OBJECTIVE → Scan each line of the records for the word "Alert" and extract the ones that have it.

SUPPLIED ENTRIES →
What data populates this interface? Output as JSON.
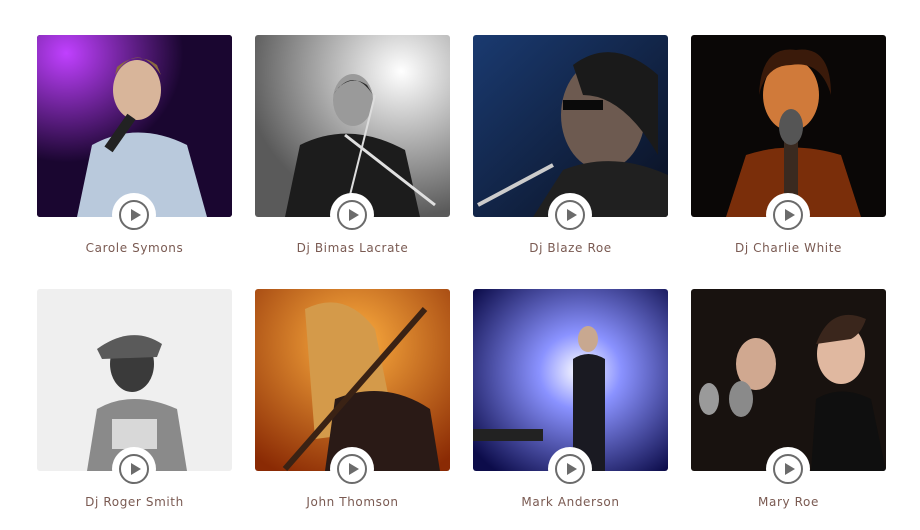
{
  "artists": [
    {
      "name": "Carole Symons",
      "palette": [
        "#2a0b4a",
        "#9a2fd6",
        "#d7c5b8"
      ]
    },
    {
      "name": "Dj Bimas Lacrate",
      "palette": [
        "#ededed",
        "#8e8e8e",
        "#1a1a1a"
      ]
    },
    {
      "name": "Dj Blaze Roe",
      "palette": [
        "#0e1f3d",
        "#3a3a3a",
        "#c8b4a4"
      ]
    },
    {
      "name": "Dj Charlie White",
      "palette": [
        "#0e0a08",
        "#b55a18",
        "#e0945a"
      ]
    },
    {
      "name": "Dj Roger Smith",
      "palette": [
        "#f2f2f2",
        "#cfcfcf",
        "#2d2d2d"
      ]
    },
    {
      "name": "John Thomson",
      "palette": [
        "#a83a08",
        "#f0a030",
        "#2a1a14"
      ]
    },
    {
      "name": "Mark Anderson",
      "palette": [
        "#0c0c4a",
        "#8a92ff",
        "#1a1a2a"
      ]
    },
    {
      "name": "Mary Roe",
      "palette": [
        "#1a1412",
        "#8a7a72",
        "#d9b09a"
      ]
    }
  ],
  "colors": {
    "name_text": "#7a5a52",
    "play_icon": "#6b6b6b"
  }
}
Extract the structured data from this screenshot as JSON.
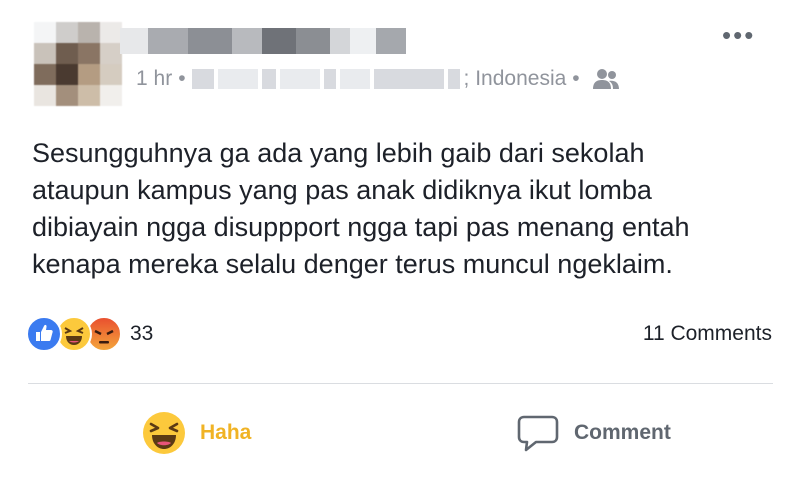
{
  "post": {
    "time": "1 hr",
    "location_suffix": "; Indonesia",
    "separator": "•",
    "menu": "•••",
    "audience_icon": "friends-icon",
    "text_lines": [
      "Sesungguhnya ga ada yang lebih gaib dari sekolah",
      "ataupun kampus yang pas anak didiknya ikut lomba",
      "dibiayain ngga disuppport ngga tapi pas menang entah",
      "kenapa mereka selalu denger terus muncul ngeklaim."
    ]
  },
  "reactions": {
    "icons": [
      "like-icon",
      "haha-icon",
      "angry-icon"
    ],
    "count": "33",
    "comments": "11 Comments"
  },
  "actions": {
    "haha_label": "Haha",
    "comment_label": "Comment"
  },
  "colors": {
    "like": "#3b7bf0",
    "haha": "#fcc93c",
    "haha_text": "#f0b325",
    "meta_text": "#90949c"
  }
}
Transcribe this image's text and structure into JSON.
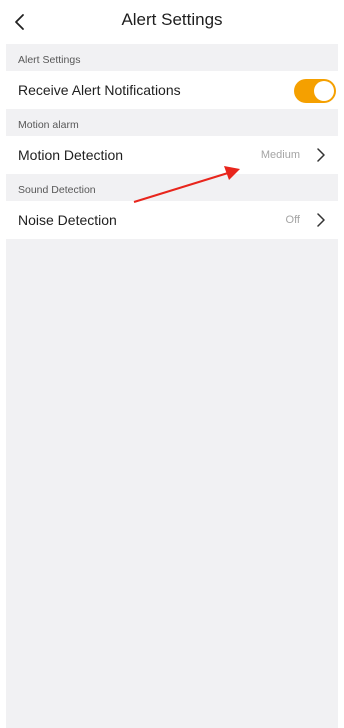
{
  "header": {
    "title": "Alert Settings",
    "back_icon": "chevron-left-icon"
  },
  "sections": [
    {
      "label": "Alert Settings",
      "rows": [
        {
          "label": "Receive Alert Notifications",
          "type": "toggle",
          "on": true
        }
      ]
    },
    {
      "label": "Motion alarm",
      "rows": [
        {
          "label": "Motion Detection",
          "value": "Medium",
          "type": "link"
        }
      ]
    },
    {
      "label": "Sound Detection",
      "rows": [
        {
          "label": "Noise Detection",
          "value": "Off",
          "type": "link"
        }
      ]
    }
  ],
  "colors": {
    "accent": "#f5a000",
    "background": "#f1f1f3",
    "annotation_arrow": "#e8251c"
  }
}
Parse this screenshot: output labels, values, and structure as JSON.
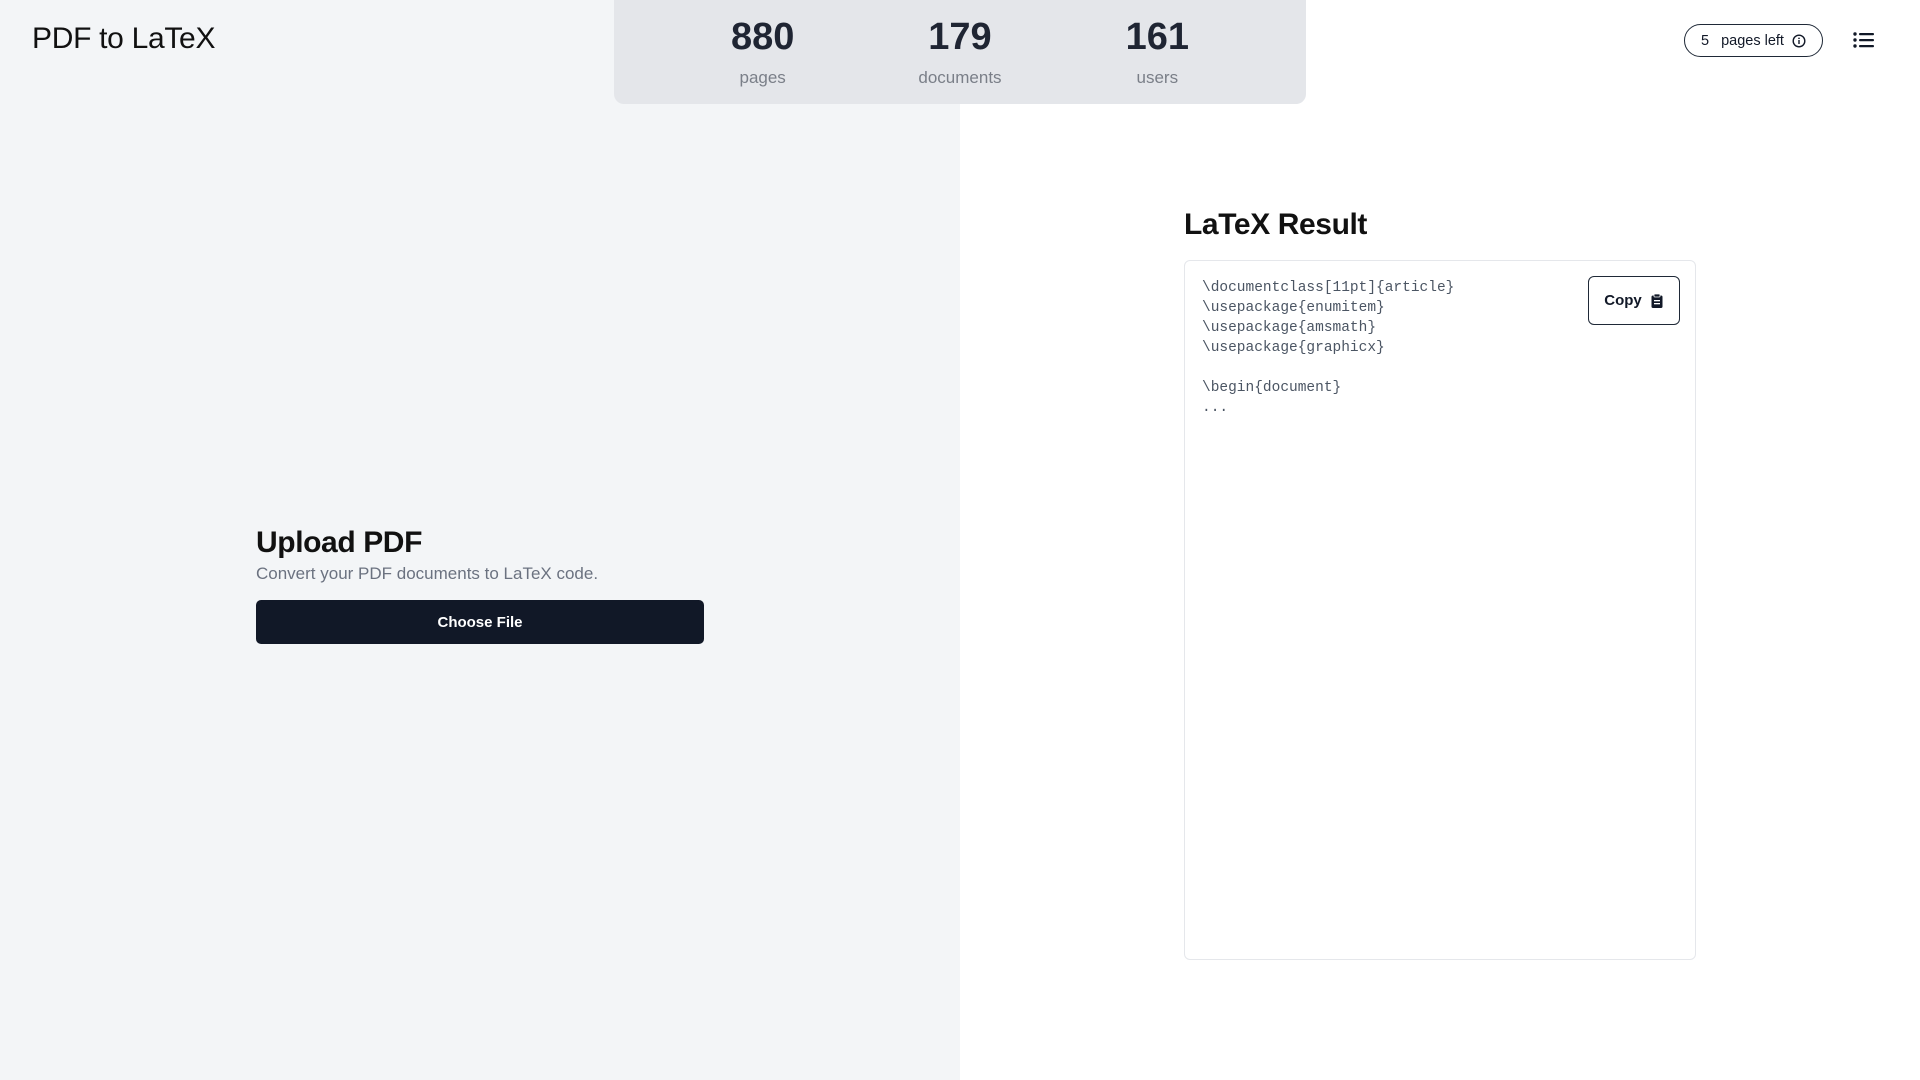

ANSWER TO THIS PROBLEM →
    "title": "Alert Settings",
      "label": "Alert Settings",
          "label": "Receive Alert Notifications",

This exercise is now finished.